(Job)
Find and copy every line in the records that includes the string "教师分析".

(Saved data entries)
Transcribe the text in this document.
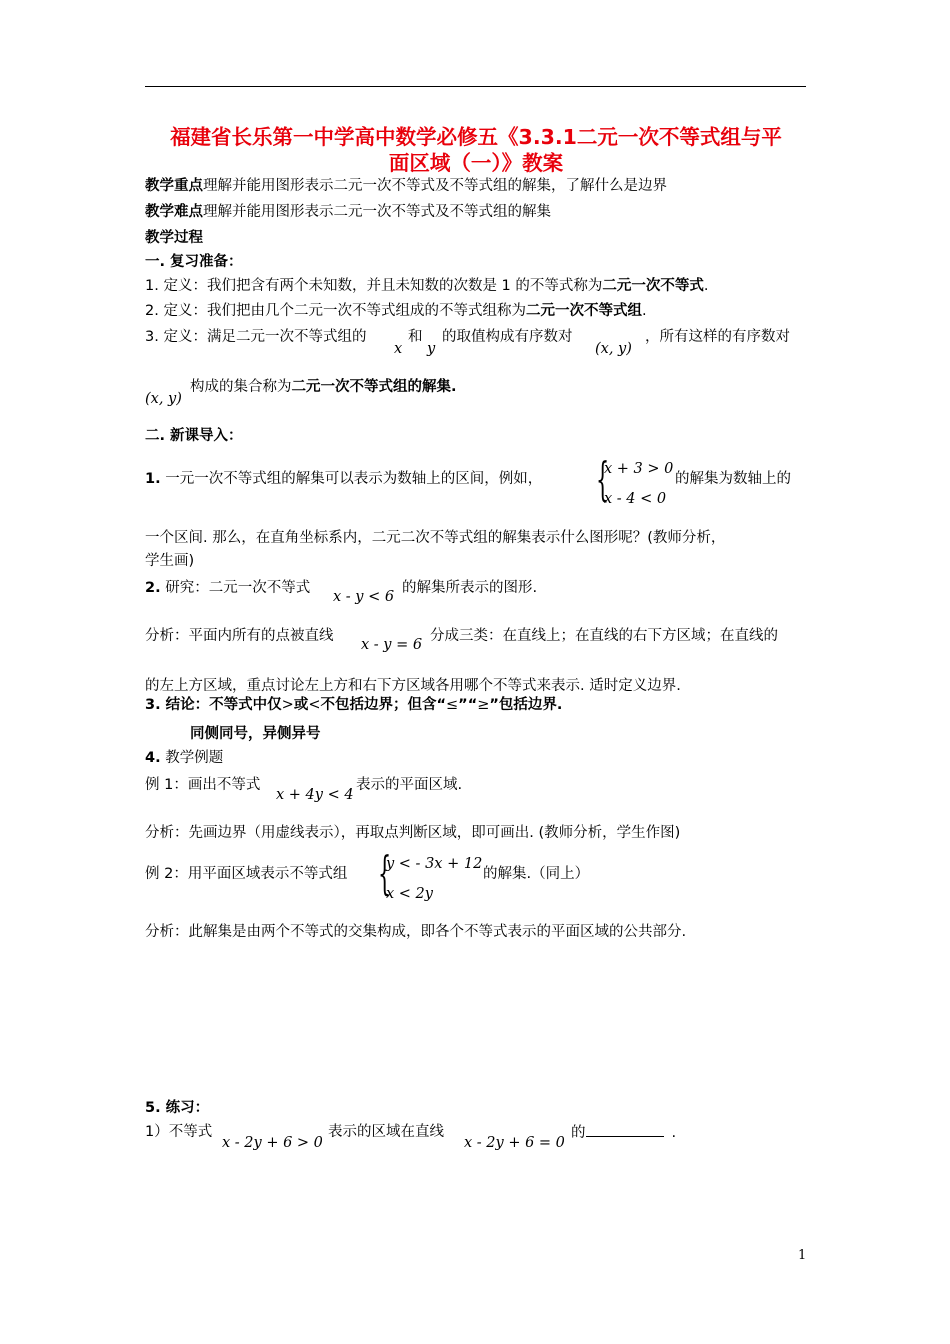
福建省长乐第一中学高中数学必修五《3.3.1二元一次不等式组与平
面区域（一）》教案
教学重点理解并能用图形表示二元一次不等式及不等式组的解集，了解什么是边界
教学难点理解并能用图形表示二元一次不等式及不等式组的解集
教学过程
一. 复习准备：
1. 定义：我们把含有两个未知数，并且未知数的次数是 1 的不等式称为二元一次不等式.
2. 定义：我们把由几个二元一次不等式组成的不等式组称为二元一次不等式组.
3. 定义：满足二元一次不等式组的
x
和
y
的取值构成有序数对
(x, y)
，所有这样的有序数对
(x, y)
构成的集合称为二元一次不等式组的解集.
二. 新课导入：
1. 一元一次不等式组的解集可以表示为数轴上的区间，例如， {
x + 3 > 0
x - 4 < 0
的解集为数轴上的
一个区间. 那么，在直角坐标系内，二元二次不等式组的解集表示什么图形呢？(教师分析，
学生画)
2. 研究：二元一次不等式
x - y < 6
的解集所表示的图形.
分析：平面内所有的点被直线
x - y = 6
分成三类：在直线上；在直线的右下方区域；在直线的
的左上方区域，重点讨论左上方和右下方区域各用哪个不等式来表示. 适时定义边界.
3. 结论：不等式中仅>或<不包括边界；但含“≤”“≥”包括边界.
同侧同号，异侧异号
4. 教学例题
例 1：画出不等式
x + 4y < 4
表示的平面区域.
分析：先画边界（用虚线表示），再取点判断区域，即可画出. (教师分析，学生作图)
例 2：用平面区域表示不等式组 {
y < - 3x + 12
x < 2y
的解集.（同上）
分析：此解集是由两个不等式的交集构成，即各个不等式表示的平面区域的公共部分.
5. 练习：
1）不等式
x - 2y + 6 > 0
表示的区域在直线
x - 2y + 6 = 0
的	.
1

(Correct answer)
一个区间. 那么，在直角坐标系内，二元二次不等式组的解集表示什么图形呢？(教师分析，
分析：先画边界（用虚线表示），再取点判断区域，即可画出. (教师分析，学生作图)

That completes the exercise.